WHAT TO WORK ON = Copy each line exactly. Drop every picture.

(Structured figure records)
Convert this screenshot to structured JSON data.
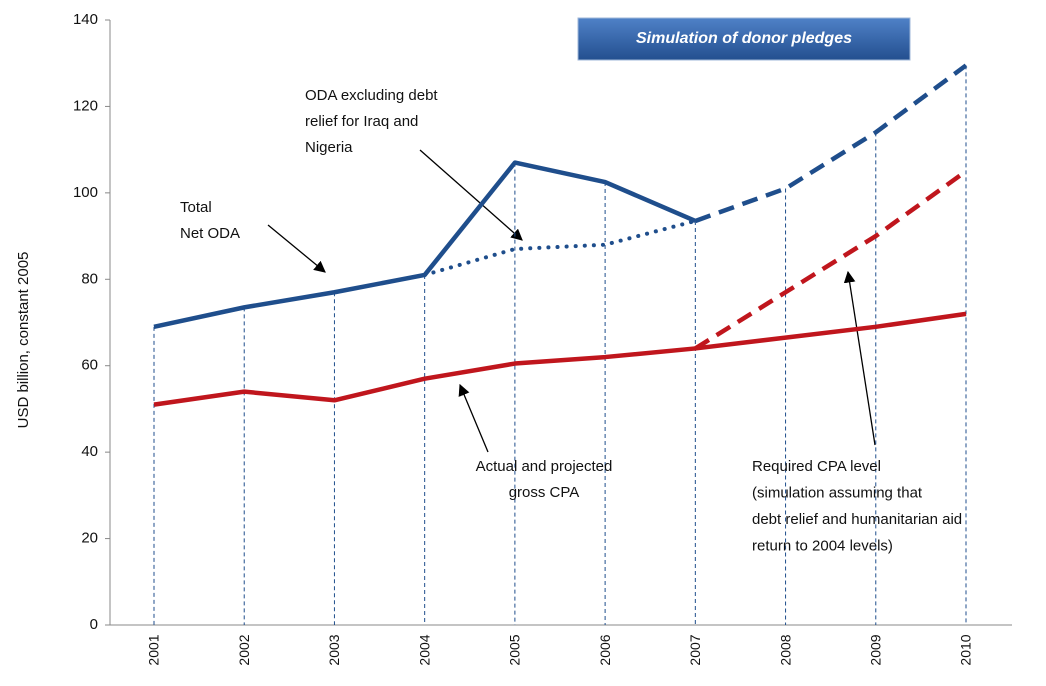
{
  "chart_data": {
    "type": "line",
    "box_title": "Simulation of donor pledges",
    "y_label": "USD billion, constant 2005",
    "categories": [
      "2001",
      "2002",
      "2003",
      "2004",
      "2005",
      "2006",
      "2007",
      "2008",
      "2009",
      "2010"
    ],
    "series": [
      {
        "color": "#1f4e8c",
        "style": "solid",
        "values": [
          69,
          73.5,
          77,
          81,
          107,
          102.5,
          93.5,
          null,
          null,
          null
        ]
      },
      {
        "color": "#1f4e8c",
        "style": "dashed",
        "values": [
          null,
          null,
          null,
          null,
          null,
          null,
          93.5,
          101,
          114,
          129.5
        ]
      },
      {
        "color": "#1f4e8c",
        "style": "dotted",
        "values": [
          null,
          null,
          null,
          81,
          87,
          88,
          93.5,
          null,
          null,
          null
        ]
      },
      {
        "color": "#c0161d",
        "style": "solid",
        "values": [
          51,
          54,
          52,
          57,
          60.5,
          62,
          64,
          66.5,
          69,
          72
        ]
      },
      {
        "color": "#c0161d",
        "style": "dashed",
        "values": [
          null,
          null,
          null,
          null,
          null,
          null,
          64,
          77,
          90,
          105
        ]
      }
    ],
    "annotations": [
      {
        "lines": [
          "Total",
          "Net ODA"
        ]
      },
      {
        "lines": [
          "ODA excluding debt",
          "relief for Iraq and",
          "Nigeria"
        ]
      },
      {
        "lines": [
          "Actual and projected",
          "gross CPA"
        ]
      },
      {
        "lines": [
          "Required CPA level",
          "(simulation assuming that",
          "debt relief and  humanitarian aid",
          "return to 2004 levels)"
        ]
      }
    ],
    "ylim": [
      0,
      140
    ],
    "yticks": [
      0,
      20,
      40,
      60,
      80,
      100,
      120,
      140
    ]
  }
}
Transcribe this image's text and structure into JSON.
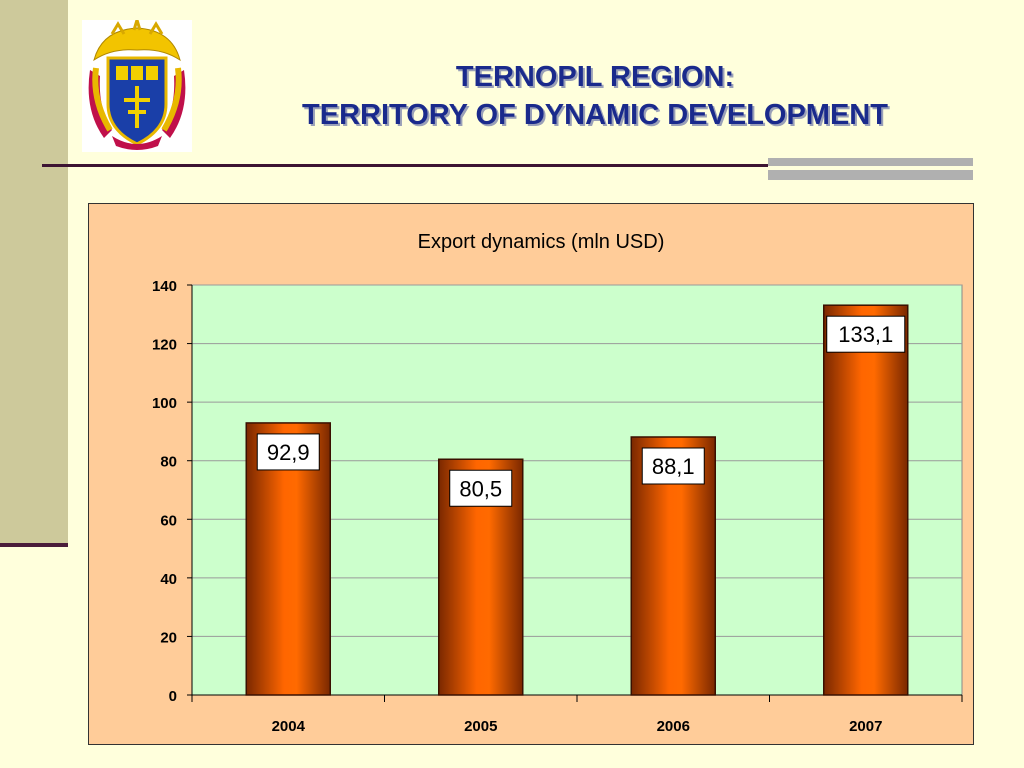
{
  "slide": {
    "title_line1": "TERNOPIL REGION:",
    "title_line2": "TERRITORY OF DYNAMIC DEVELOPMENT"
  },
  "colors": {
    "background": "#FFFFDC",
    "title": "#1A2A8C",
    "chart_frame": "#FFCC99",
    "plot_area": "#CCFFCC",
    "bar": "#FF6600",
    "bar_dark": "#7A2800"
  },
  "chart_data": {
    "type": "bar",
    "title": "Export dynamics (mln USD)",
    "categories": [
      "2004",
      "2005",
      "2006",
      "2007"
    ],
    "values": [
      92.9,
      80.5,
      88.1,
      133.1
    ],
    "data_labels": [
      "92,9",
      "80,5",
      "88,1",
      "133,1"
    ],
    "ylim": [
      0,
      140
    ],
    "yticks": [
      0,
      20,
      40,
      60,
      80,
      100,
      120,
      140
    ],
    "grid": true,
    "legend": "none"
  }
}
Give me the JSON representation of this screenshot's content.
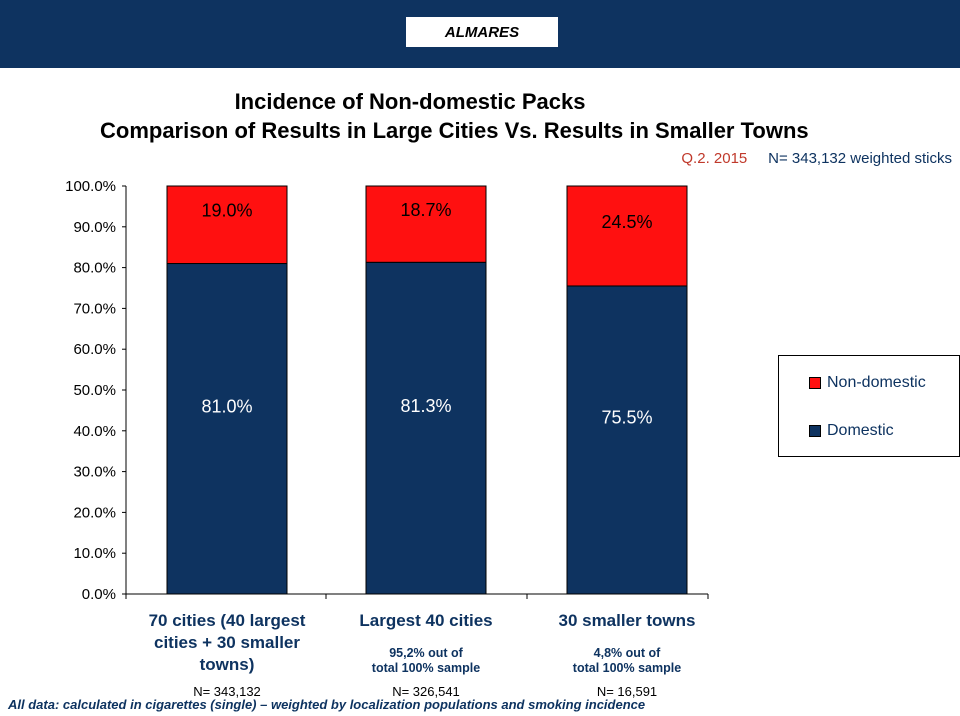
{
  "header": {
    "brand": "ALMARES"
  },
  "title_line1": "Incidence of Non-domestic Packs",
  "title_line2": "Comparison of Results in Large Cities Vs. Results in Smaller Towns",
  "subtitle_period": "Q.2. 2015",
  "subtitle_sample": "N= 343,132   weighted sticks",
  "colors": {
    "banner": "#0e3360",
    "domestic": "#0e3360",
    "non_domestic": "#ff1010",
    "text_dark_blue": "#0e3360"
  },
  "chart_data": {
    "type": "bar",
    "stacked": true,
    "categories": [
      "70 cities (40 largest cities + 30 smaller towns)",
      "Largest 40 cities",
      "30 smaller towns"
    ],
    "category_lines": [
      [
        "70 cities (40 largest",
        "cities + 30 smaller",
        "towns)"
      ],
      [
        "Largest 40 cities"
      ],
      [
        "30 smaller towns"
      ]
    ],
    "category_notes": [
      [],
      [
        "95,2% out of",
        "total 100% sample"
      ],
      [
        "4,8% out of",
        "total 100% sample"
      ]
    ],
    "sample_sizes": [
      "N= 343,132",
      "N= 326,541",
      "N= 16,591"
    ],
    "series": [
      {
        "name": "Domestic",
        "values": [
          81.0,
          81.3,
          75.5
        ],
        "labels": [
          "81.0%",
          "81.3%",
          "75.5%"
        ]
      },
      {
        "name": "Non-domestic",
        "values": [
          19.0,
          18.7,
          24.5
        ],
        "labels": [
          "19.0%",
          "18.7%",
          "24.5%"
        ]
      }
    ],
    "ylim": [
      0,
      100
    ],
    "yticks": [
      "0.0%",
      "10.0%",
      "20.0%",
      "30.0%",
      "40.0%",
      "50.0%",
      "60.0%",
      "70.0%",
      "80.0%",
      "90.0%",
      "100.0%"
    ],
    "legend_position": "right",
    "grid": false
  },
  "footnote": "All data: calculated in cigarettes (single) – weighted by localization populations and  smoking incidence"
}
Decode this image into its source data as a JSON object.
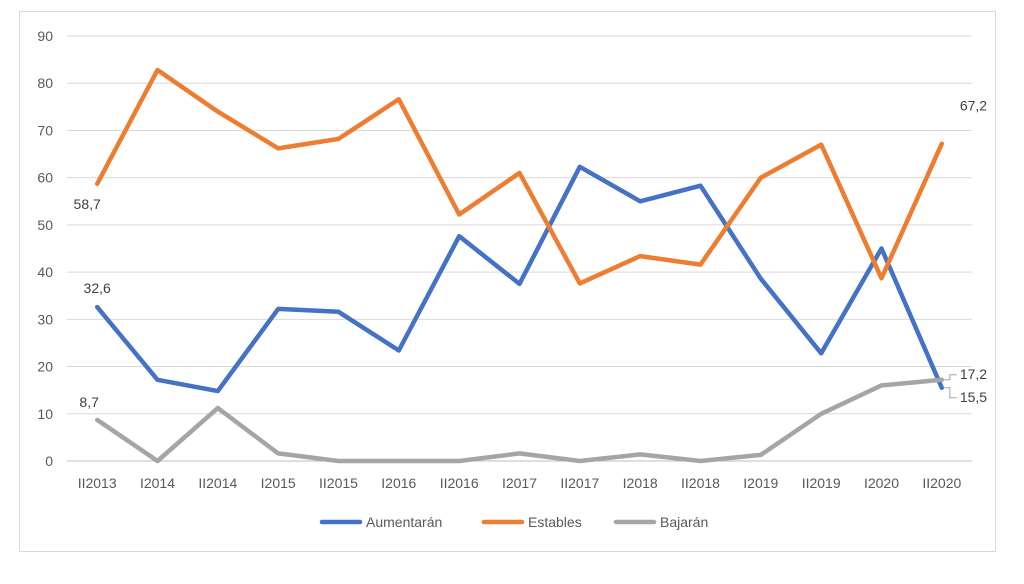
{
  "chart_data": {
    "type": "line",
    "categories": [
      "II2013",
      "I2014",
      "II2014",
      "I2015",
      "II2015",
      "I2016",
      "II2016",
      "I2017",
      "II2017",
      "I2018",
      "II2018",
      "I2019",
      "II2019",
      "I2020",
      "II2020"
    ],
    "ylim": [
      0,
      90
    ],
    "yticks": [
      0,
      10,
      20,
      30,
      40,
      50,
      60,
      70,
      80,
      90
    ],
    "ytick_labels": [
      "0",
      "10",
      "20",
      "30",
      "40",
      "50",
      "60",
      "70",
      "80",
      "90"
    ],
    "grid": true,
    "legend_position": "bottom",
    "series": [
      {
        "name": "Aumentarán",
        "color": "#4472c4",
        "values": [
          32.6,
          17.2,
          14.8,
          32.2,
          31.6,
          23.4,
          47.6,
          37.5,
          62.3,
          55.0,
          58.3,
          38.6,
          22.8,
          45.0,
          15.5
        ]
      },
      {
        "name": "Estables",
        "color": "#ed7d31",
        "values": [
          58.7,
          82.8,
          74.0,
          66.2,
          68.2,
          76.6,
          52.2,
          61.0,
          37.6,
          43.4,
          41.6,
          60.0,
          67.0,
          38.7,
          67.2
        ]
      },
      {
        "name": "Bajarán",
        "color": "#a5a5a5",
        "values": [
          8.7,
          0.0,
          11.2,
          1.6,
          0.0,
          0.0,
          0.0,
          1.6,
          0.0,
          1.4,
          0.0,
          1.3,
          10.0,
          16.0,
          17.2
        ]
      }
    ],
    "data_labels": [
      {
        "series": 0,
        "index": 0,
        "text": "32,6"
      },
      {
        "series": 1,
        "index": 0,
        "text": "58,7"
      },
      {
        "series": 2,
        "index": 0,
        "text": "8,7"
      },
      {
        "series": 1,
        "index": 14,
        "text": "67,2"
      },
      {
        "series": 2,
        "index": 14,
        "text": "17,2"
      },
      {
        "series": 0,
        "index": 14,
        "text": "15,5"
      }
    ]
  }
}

SOLUTION =
Convert this screenshot to structured JSON data.
{
  "chart_data": {
    "type": "line",
    "box_title": "Simulation of donor pledges",
    "y_label": "USD billion, constant 2005",
    "categories": [
      "2001",
      "2002",
      "2003",
      "2004",
      "2005",
      "2006",
      "2007",
      "2008",
      "2009",
      "2010"
    ],
    "series": [
      {
        "color": "#1f4e8c",
        "style": "solid",
        "values": [
          69,
          73.5,
          77,
          81,
          107,
          102.5,
          93.5,
          null,
          null,
          null
        ]
      },
      {
        "color": "#1f4e8c",
        "style": "dashed",
        "values": [
          null,
          null,
          null,
          null,
          null,
          null,
          93.5,
          101,
          114,
          129.5
        ]
      },
      {
        "color": "#1f4e8c",
        "style": "dotted",
        "values": [
          null,
          null,
          null,
          81,
          87,
          88,
          93.5,
          null,
          null,
          null
        ]
      },
      {
        "color": "#c0161d",
        "style": "solid",
        "values": [
          51,
          54,
          52,
          57,
          60.5,
          62,
          64,
          66.5,
          69,
          72
        ]
      },
      {
        "color": "#c0161d",
        "style": "dashed",
        "values": [
          null,
          null,
          null,
          null,
          null,
          null,
          64,
          77,
          90,
          105
        ]
      }
    ],
    "annotations": [
      {
        "lines": [
          "Total",
          "Net ODA"
        ]
      },
      {
        "lines": [
          "ODA excluding debt",
          "relief for Iraq and",
          "Nigeria"
        ]
      },
      {
        "lines": [
          "Actual and projected",
          "gross CPA"
        ]
      },
      {
        "lines": [
          "Required CPA level",
          "(simulation assuming that",
          "debt relief and  humanitarian aid",
          "return to 2004 levels)"
        ]
      }
    ],
    "ylim": [
      0,
      140
    ],
    "yticks": [
      0,
      20,
      40,
      60,
      80,
      100,
      120,
      140
    ]
  }
}
Transcribe this image's text and structure into JSON.
{
  "slide": {
    "title_line1": "TERNOPIL REGION:",
    "title_line2": "TERRITORY OF DYNAMIC DEVELOPMENT"
  },
  "colors": {
    "background": "#FFFFDC",
    "title": "#1A2A8C",
    "chart_frame": "#FFCC99",
    "plot_area": "#CCFFCC",
    "bar": "#FF6600",
    "bar_dark": "#7A2800"
  },
  "chart_data": {
    "type": "bar",
    "title": "Export dynamics (mln USD)",
    "categories": [
      "2004",
      "2005",
      "2006",
      "2007"
    ],
    "values": [
      92.9,
      80.5,
      88.1,
      133.1
    ],
    "data_labels": [
      "92,9",
      "80,5",
      "88,1",
      "133,1"
    ],
    "ylim": [
      0,
      140
    ],
    "yticks": [
      0,
      20,
      40,
      60,
      80,
      100,
      120,
      140
    ],
    "grid": true,
    "legend": "none"
  }
}
Give me the JSON representation of this screenshot's content.
{
  "header": {
    "brand": "ALMARES"
  },
  "title_line1": "Incidence of Non-domestic Packs",
  "title_line2": "Comparison of Results in Large Cities Vs. Results in Smaller Towns",
  "subtitle_period": "Q.2. 2015",
  "subtitle_sample": "N= 343,132   weighted sticks",
  "colors": {
    "banner": "#0e3360",
    "domestic": "#0e3360",
    "non_domestic": "#ff1010",
    "text_dark_blue": "#0e3360"
  },
  "chart_data": {
    "type": "bar",
    "stacked": true,
    "categories": [
      "70 cities (40 largest cities + 30 smaller towns)",
      "Largest 40 cities",
      "30 smaller towns"
    ],
    "category_lines": [
      [
        "70 cities (40 largest",
        "cities + 30 smaller",
        "towns)"
      ],
      [
        "Largest 40 cities"
      ],
      [
        "30 smaller towns"
      ]
    ],
    "category_notes": [
      [],
      [
        "95,2% out of",
        "total 100% sample"
      ],
      [
        "4,8% out of",
        "total 100% sample"
      ]
    ],
    "sample_sizes": [
      "N= 343,132",
      "N= 326,541",
      "N= 16,591"
    ],
    "series": [
      {
        "name": "Domestic",
        "values": [
          81.0,
          81.3,
          75.5
        ],
        "labels": [
          "81.0%",
          "81.3%",
          "75.5%"
        ]
      },
      {
        "name": "Non-domestic",
        "values": [
          19.0,
          18.7,
          24.5
        ],
        "labels": [
          "19.0%",
          "18.7%",
          "24.5%"
        ]
      }
    ],
    "ylim": [
      0,
      100
    ],
    "yticks": [
      "0.0%",
      "10.0%",
      "20.0%",
      "30.0%",
      "40.0%",
      "50.0%",
      "60.0%",
      "70.0%",
      "80.0%",
      "90.0%",
      "100.0%"
    ],
    "legend_position": "right",
    "grid": false
  },
  "footnote": "All data: calculated in cigarettes (single) – weighted by localization populations and  smoking incidence"
}
Decode this image into its source data as a JSON object.
{
  "chart_data": {
    "type": "line",
    "categories": [
      "II2013",
      "I2014",
      "II2014",
      "I2015",
      "II2015",
      "I2016",
      "II2016",
      "I2017",
      "II2017",
      "I2018",
      "II2018",
      "I2019",
      "II2019",
      "I2020",
      "II2020"
    ],
    "ylim": [
      0,
      90
    ],
    "yticks": [
      0,
      10,
      20,
      30,
      40,
      50,
      60,
      70,
      80,
      90
    ],
    "ytick_labels": [
      "0",
      "10",
      "20",
      "30",
      "40",
      "50",
      "60",
      "70",
      "80",
      "90"
    ],
    "grid": true,
    "legend_position": "bottom",
    "series": [
      {
        "name": "Aumentarán",
        "color": "#4472c4",
        "values": [
          32.6,
          17.2,
          14.8,
          32.2,
          31.6,
          23.4,
          47.6,
          37.5,
          62.3,
          55.0,
          58.3,
          38.6,
          22.8,
          45.0,
          15.5
        ]
      },
      {
        "name": "Estables",
        "color": "#ed7d31",
        "values": [
          58.7,
          82.8,
          74.0,
          66.2,
          68.2,
          76.6,
          52.2,
          61.0,
          37.6,
          43.4,
          41.6,
          60.0,
          67.0,
          38.7,
          67.2
        ]
      },
      {
        "name": "Bajarán",
        "color": "#a5a5a5",
        "values": [
          8.7,
          0.0,
          11.2,
          1.6,
          0.0,
          0.0,
          0.0,
          1.6,
          0.0,
          1.4,
          0.0,
          1.3,
          10.0,
          16.0,
          17.2
        ]
      }
    ],
    "data_labels": [
      {
        "series": 0,
        "index": 0,
        "text": "32,6"
      },
      {
        "series": 1,
        "index": 0,
        "text": "58,7"
      },
      {
        "series": 2,
        "index": 0,
        "text": "8,7"
      },
      {
        "series": 1,
        "index": 14,
        "text": "67,2"
      },
      {
        "series": 2,
        "index": 14,
        "text": "17,2"
      },
      {
        "series": 0,
        "index": 14,
        "text": "15,5"
      }
    ]
  }
}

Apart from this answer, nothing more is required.